* _Text section_
________________________________________

So if we can build a function into BU that takes 2 IP addresses and returns a number that loosely corresponds to the "distance" between these addresses (maybe some combination of IP to geo, IP bit distance, and ping time), we can use it to force our connection list to model an inverse exponential by dropping the node that causes our graph to deviate the most from the ideal. This will create a scaleless network, to the accuracy of our distance function.

But as a practical matter, it does make sense deviate from the ideal inverse exponential (i.e. special case) the situation where multiple connections are coming from the same IP address since these could be a Sybil attack. And sending the same data to these nodes has dubious value since they no doubt have a very fast connection between them.
 
  • Like
Reactions: solex

solex

Moderator
Staff member
Aug 22, 2015
1,558
4,693
Can we consider this improvement able to be logically bundled with either Xthin or Datastream Compression, or requiring a separate BUIP?
 

theZerg

Moderator
Staff member
Aug 28, 2015
1,012
2,327
seems like a bug fix to me -- and of course if anyone disagrees they can create a BUIP to give the change visibility...
 
  • Like
Reactions: solex and sickpig

Peter Tschipper

Active Member
Jan 8, 2016
254
357
@jl777 I like the idea of further ranking peers based on their activity, not necessarily disconnect them, but give them a low or lower priority in case a slot is needed. So a node that's just sitting there doing nothing for some period of time, maybe longer that the block download timeout, will still stay connected unless another node wants to connect.
 

freetrader

Moderator
Staff member
Dec 16, 2015
2,806
6,088
@Peter Tschipper : you mentioned that this attack was ongoing still, right?

________________________________________

* _Objectives_
a – List the usernames that head posts in the forum thread.
b – From the forum thread, reproduce the passage starting with "But as a practical" and going on through "connection between them.", with "Sybil attack" swapped for "coordinated attack".

________________________________________

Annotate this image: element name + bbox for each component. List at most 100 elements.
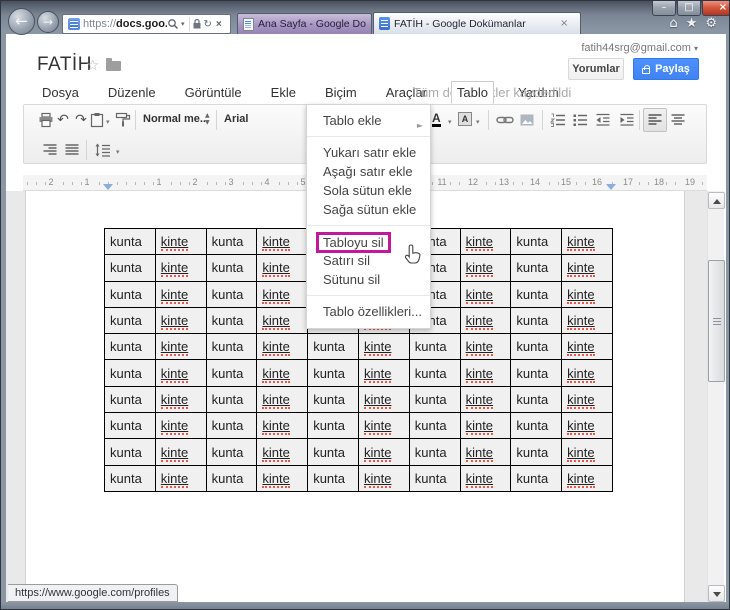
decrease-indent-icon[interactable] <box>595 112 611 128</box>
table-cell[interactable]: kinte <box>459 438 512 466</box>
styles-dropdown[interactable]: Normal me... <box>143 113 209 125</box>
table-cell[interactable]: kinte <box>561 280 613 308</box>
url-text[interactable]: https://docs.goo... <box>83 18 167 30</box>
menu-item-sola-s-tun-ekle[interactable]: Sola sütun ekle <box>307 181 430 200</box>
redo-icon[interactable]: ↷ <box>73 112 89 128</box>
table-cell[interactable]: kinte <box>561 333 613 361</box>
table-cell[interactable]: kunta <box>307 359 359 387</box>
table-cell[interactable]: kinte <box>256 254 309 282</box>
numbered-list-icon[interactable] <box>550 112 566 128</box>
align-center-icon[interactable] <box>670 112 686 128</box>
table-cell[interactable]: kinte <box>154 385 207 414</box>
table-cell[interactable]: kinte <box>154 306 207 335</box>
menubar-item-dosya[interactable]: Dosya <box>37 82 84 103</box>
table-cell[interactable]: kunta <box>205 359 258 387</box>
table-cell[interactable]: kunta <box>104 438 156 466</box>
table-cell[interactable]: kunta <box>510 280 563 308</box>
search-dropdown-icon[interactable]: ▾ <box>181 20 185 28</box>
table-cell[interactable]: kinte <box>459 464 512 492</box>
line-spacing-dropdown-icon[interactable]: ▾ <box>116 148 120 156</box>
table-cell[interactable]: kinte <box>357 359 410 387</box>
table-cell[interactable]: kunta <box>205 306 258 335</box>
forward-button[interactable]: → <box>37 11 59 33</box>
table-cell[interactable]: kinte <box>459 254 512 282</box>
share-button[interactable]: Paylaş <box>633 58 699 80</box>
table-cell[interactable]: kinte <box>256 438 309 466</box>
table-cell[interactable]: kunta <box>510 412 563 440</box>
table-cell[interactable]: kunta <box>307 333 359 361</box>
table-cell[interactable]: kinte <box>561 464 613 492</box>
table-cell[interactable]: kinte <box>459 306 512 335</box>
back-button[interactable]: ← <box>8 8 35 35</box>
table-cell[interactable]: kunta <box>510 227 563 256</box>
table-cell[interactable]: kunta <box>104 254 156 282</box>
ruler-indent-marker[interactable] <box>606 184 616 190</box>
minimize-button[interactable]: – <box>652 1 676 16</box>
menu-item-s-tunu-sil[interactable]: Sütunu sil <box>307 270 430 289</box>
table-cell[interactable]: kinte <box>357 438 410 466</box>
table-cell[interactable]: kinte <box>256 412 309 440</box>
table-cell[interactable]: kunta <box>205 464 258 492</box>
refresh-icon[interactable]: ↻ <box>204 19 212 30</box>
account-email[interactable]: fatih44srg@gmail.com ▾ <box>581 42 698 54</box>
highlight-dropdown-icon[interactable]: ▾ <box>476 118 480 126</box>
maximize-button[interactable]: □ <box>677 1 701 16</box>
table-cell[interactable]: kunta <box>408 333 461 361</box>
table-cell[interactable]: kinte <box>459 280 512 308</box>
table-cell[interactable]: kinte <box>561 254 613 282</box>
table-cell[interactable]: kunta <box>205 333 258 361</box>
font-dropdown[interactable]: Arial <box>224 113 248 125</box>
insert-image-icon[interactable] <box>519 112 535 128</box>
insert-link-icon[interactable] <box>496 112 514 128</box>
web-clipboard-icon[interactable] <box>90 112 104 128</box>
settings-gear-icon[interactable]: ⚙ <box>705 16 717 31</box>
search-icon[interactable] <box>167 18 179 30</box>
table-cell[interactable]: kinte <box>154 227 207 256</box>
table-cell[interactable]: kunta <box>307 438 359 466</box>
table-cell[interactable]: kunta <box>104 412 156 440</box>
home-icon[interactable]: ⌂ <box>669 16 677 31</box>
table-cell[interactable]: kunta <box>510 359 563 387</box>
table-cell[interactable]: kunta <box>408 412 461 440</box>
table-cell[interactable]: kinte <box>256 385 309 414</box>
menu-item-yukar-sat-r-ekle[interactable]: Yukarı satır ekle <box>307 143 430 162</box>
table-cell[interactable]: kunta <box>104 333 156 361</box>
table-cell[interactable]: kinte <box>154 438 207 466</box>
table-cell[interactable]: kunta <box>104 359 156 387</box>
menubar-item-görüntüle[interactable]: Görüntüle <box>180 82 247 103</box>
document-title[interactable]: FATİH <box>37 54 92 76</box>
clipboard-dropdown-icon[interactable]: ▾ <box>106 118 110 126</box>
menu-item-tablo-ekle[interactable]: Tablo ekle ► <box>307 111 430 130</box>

________________________________________

* _Results by task_
a – solex, theZerg, Peter Tschipper, freetrader

b –
But as a practical matter, it does make sense deviate from the ideal inverse exponential (i.e. special case) the situation where multiple connections are coming from the same IP address since these could be a coordinated attack. And sending the same data to these nodes has dubious value since they no doubt have a very fast connection between them.